- [WHAT THE TASK ASKS] Repeat every record exactly, but keep images out of the copy.

Records that describe figures:
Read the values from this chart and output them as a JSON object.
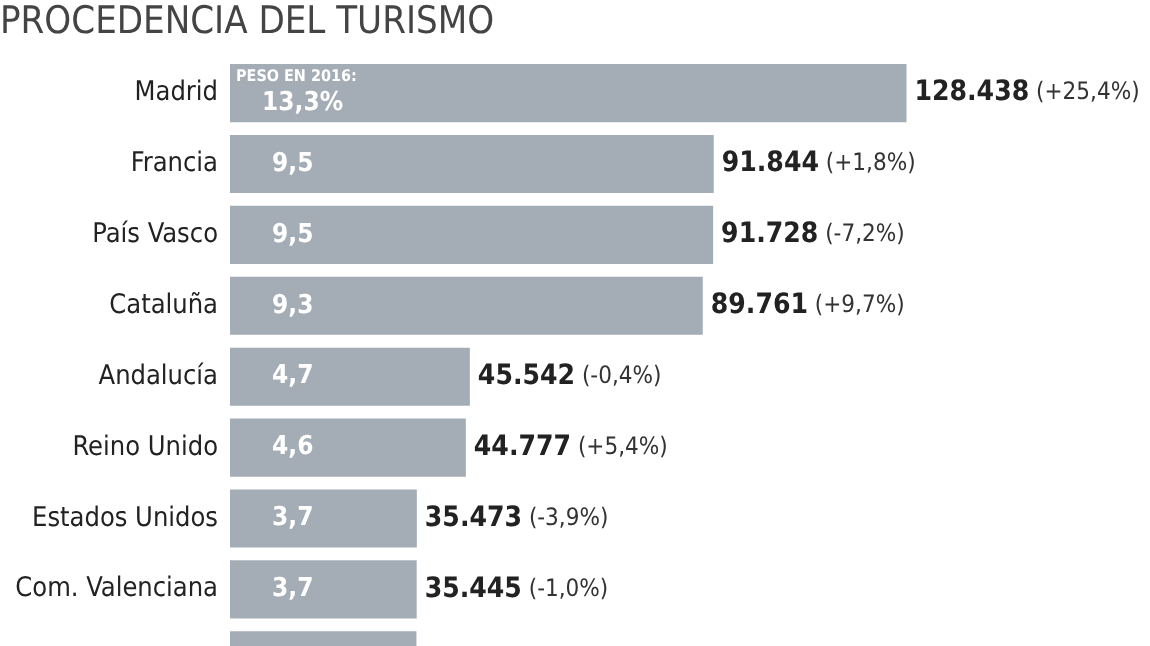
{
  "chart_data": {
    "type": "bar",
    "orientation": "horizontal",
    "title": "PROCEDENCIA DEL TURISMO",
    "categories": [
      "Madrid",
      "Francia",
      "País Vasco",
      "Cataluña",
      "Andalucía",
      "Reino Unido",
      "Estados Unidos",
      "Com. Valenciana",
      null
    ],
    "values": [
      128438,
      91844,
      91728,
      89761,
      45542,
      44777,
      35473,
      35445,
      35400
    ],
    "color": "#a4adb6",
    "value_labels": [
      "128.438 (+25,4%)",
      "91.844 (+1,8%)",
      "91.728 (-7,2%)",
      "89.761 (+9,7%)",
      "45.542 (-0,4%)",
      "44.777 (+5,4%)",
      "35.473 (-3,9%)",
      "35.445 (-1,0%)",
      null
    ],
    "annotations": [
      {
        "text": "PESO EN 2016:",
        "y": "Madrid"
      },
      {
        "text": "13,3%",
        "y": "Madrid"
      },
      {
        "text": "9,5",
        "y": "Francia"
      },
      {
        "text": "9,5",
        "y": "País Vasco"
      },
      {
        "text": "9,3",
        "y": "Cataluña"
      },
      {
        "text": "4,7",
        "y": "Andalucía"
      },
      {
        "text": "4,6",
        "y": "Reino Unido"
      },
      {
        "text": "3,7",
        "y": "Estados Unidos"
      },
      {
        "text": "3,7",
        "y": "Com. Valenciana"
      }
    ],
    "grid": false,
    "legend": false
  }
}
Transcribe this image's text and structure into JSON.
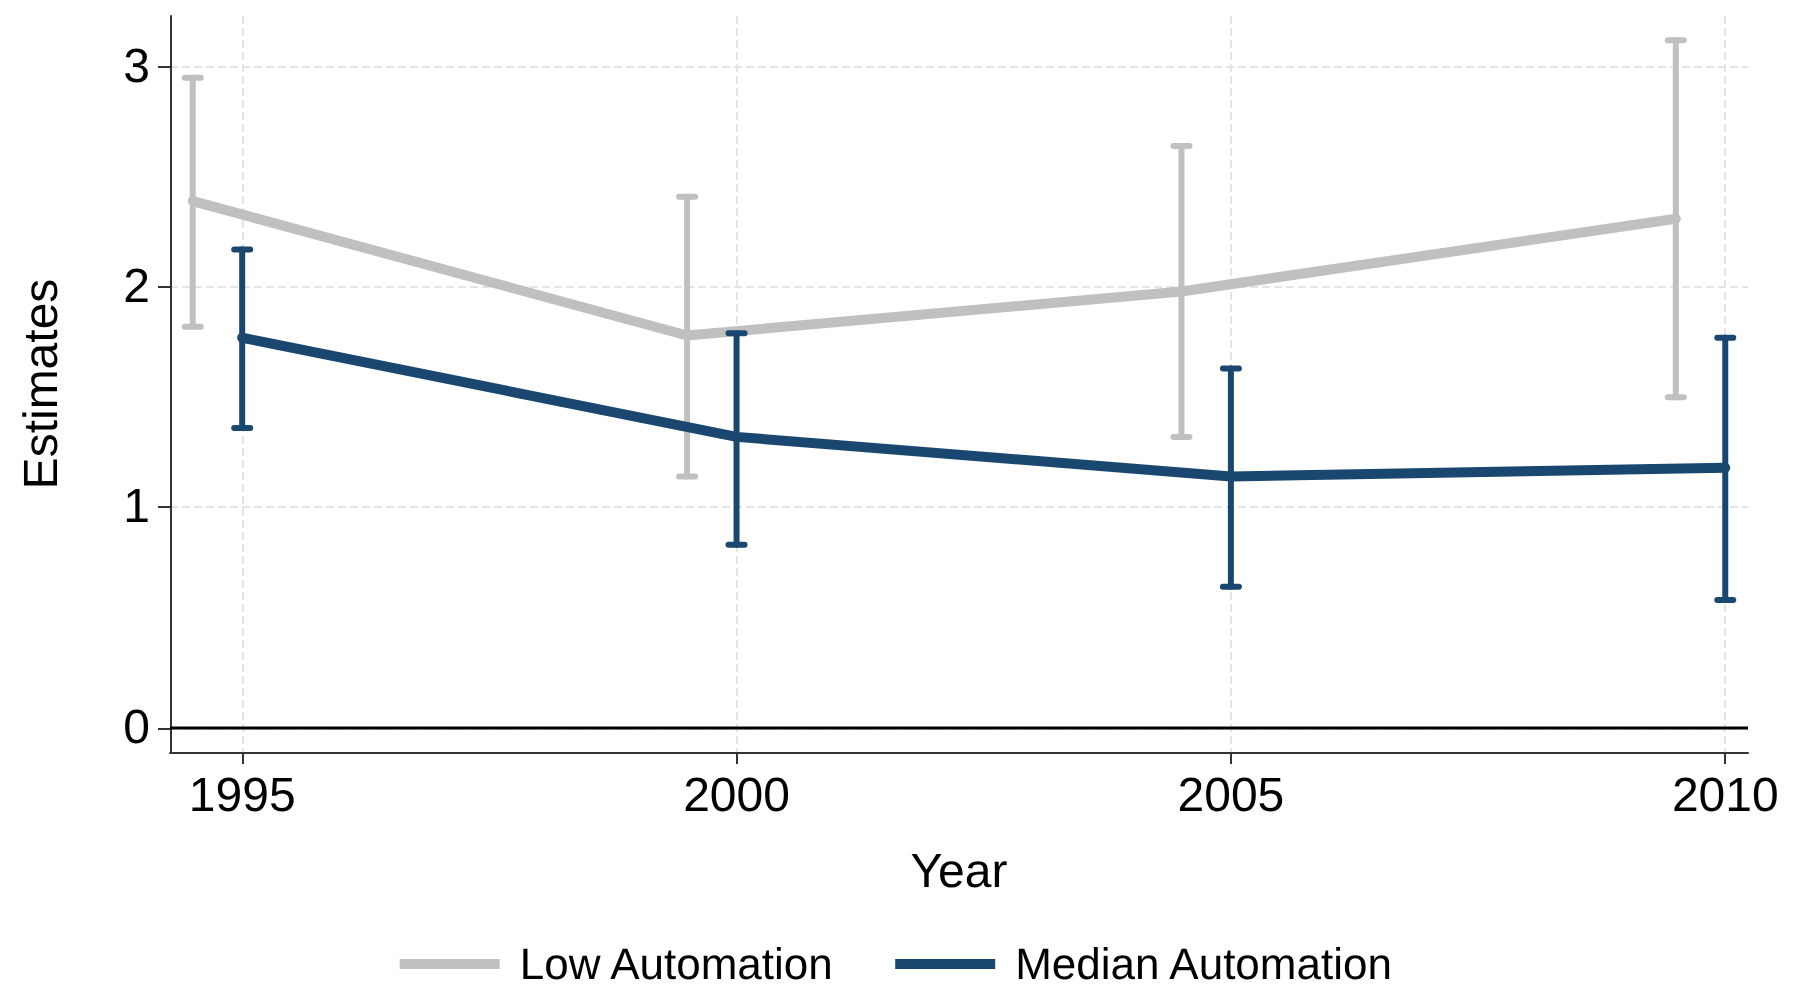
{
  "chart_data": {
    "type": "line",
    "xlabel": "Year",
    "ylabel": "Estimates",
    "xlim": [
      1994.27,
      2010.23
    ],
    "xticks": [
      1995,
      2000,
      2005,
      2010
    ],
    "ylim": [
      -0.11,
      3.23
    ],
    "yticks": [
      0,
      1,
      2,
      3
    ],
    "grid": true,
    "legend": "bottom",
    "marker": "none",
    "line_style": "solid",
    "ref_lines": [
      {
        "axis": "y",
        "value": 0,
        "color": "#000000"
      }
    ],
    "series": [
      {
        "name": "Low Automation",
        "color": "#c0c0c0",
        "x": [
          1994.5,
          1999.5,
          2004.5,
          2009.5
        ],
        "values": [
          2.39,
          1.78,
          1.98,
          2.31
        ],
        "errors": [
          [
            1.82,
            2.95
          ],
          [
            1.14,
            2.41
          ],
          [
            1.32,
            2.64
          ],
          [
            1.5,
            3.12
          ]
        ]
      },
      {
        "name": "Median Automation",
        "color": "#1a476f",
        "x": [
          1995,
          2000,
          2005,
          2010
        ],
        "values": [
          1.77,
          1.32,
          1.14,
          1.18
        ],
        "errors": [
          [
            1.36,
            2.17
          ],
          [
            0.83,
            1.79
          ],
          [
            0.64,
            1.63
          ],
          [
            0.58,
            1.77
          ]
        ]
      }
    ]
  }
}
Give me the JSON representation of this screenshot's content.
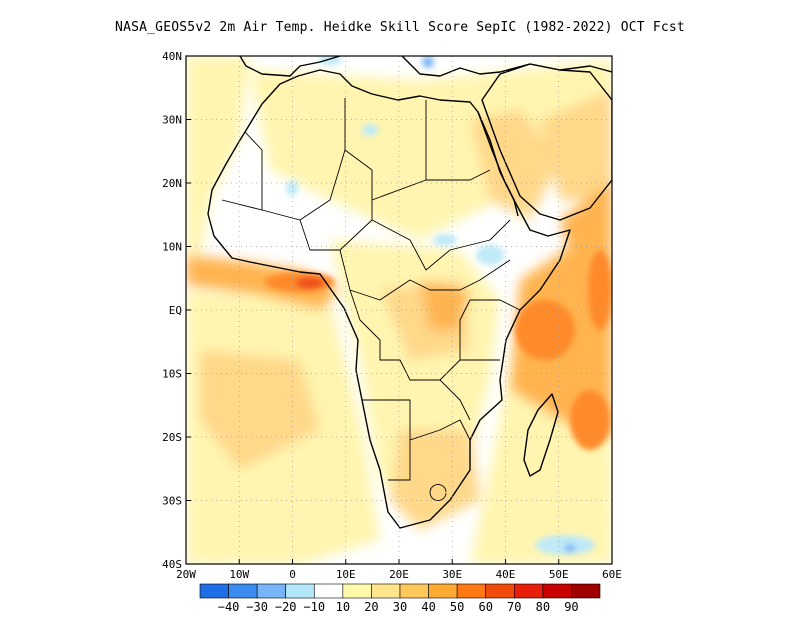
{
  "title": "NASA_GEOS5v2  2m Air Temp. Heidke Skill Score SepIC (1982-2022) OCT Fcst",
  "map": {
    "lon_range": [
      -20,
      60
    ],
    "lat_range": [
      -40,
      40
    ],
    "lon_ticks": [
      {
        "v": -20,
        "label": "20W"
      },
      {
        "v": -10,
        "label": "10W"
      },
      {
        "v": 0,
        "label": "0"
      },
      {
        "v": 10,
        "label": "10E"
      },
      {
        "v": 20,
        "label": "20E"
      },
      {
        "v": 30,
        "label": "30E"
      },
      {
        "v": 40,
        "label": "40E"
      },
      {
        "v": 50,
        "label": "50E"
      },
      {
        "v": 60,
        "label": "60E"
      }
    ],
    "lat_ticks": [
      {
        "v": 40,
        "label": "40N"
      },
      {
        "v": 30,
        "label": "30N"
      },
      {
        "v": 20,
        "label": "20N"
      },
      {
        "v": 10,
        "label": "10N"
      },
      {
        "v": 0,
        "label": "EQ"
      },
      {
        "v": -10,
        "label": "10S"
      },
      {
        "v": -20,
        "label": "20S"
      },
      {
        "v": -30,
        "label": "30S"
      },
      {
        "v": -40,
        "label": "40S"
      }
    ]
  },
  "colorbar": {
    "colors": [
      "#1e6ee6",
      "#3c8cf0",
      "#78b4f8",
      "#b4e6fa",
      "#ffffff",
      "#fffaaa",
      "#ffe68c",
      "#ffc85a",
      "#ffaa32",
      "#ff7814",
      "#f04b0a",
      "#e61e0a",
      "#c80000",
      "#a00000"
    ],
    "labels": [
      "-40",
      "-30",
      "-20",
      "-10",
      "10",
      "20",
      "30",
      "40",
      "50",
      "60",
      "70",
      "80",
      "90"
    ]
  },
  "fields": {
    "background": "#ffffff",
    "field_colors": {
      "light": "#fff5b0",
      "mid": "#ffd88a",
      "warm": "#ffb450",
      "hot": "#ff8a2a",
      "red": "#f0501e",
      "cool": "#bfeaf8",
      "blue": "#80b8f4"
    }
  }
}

- [ANSWER]
Read the values from this chart and output them as a JSON object.
{
  "chart_data": {
    "type": "bar",
    "orientation": "horizontal",
    "title": "PROCEDENCIA DEL TURISMO",
    "categories": [
      "Madrid",
      "Francia",
      "País Vasco",
      "Cataluña",
      "Andalucía",
      "Reino Unido",
      "Estados Unidos",
      "Com. Valenciana",
      null
    ],
    "values": [
      128438,
      91844,
      91728,
      89761,
      45542,
      44777,
      35473,
      35445,
      35400
    ],
    "color": "#a4adb6",
    "value_labels": [
      "128.438 (+25,4%)",
      "91.844 (+1,8%)",
      "91.728 (-7,2%)",
      "89.761 (+9,7%)",
      "45.542 (-0,4%)",
      "44.777 (+5,4%)",
      "35.473 (-3,9%)",
      "35.445 (-1,0%)",
      null
    ],
    "annotations": [
      {
        "text": "PESO EN 2016:",
        "y": "Madrid"
      },
      {
        "text": "13,3%",
        "y": "Madrid"
      },
      {
        "text": "9,5",
        "y": "Francia"
      },
      {
        "text": "9,5",
        "y": "País Vasco"
      },
      {
        "text": "9,3",
        "y": "Cataluña"
      },
      {
        "text": "4,7",
        "y": "Andalucía"
      },
      {
        "text": "4,6",
        "y": "Reino Unido"
      },
      {
        "text": "3,7",
        "y": "Estados Unidos"
      },
      {
        "text": "3,7",
        "y": "Com. Valenciana"
      }
    ],
    "grid": false,
    "legend": false
  }
}
Transcribe this image's text and structure into JSON.
{
  "chart_data": {
    "type": "line",
    "xlabel": "Year",
    "ylabel": "Estimates",
    "xlim": [
      1994.27,
      2010.23
    ],
    "xticks": [
      1995,
      2000,
      2005,
      2010
    ],
    "ylim": [
      -0.11,
      3.23
    ],
    "yticks": [
      0,
      1,
      2,
      3
    ],
    "grid": true,
    "legend": "bottom",
    "marker": "none",
    "line_style": "solid",
    "ref_lines": [
      {
        "axis": "y",
        "value": 0,
        "color": "#000000"
      }
    ],
    "series": [
      {
        "name": "Low Automation",
        "color": "#c0c0c0",
        "x": [
          1994.5,
          1999.5,
          2004.5,
          2009.5
        ],
        "values": [
          2.39,
          1.78,
          1.98,
          2.31
        ],
        "errors": [
          [
            1.82,
            2.95
          ],
          [
            1.14,
            2.41
          ],
          [
            1.32,
            2.64
          ],
          [
            1.5,
            3.12
          ]
        ]
      },
      {
        "name": "Median Automation",
        "color": "#1a476f",
        "x": [
          1995,
          2000,
          2005,
          2010
        ],
        "values": [
          1.77,
          1.32,
          1.14,
          1.18
        ],
        "errors": [
          [
            1.36,
            2.17
          ],
          [
            0.83,
            1.79
          ],
          [
            0.64,
            1.63
          ],
          [
            0.58,
            1.77
          ]
        ]
      }
    ]
  }
}
Give me the JSON representation of this screenshot's content.
{
  "title": "NASA_GEOS5v2  2m Air Temp. Heidke Skill Score SepIC (1982-2022) OCT Fcst",
  "map": {
    "lon_range": [
      -20,
      60
    ],
    "lat_range": [
      -40,
      40
    ],
    "lon_ticks": [
      {
        "v": -20,
        "label": "20W"
      },
      {
        "v": -10,
        "label": "10W"
      },
      {
        "v": 0,
        "label": "0"
      },
      {
        "v": 10,
        "label": "10E"
      },
      {
        "v": 20,
        "label": "20E"
      },
      {
        "v": 30,
        "label": "30E"
      },
      {
        "v": 40,
        "label": "40E"
      },
      {
        "v": 50,
        "label": "50E"
      },
      {
        "v": 60,
        "label": "60E"
      }
    ],
    "lat_ticks": [
      {
        "v": 40,
        "label": "40N"
      },
      {
        "v": 30,
        "label": "30N"
      },
      {
        "v": 20,
        "label": "20N"
      },
      {
        "v": 10,
        "label": "10N"
      },
      {
        "v": 0,
        "label": "EQ"
      },
      {
        "v": -10,
        "label": "10S"
      },
      {
        "v": -20,
        "label": "20S"
      },
      {
        "v": -30,
        "label": "30S"
      },
      {
        "v": -40,
        "label": "40S"
      }
    ]
  },
  "colorbar": {
    "colors": [
      "#1e6ee6",
      "#3c8cf0",
      "#78b4f8",
      "#b4e6fa",
      "#ffffff",
      "#fffaaa",
      "#ffe68c",
      "#ffc85a",
      "#ffaa32",
      "#ff7814",
      "#f04b0a",
      "#e61e0a",
      "#c80000",
      "#a00000"
    ],
    "labels": [
      "-40",
      "-30",
      "-20",
      "-10",
      "10",
      "20",
      "30",
      "40",
      "50",
      "60",
      "70",
      "80",
      "90"
    ]
  },
  "fields": {
    "background": "#ffffff",
    "field_colors": {
      "light": "#fff5b0",
      "mid": "#ffd88a",
      "warm": "#ffb450",
      "hot": "#ff8a2a",
      "red": "#f0501e",
      "cool": "#bfeaf8",
      "blue": "#80b8f4"
    }
  }
}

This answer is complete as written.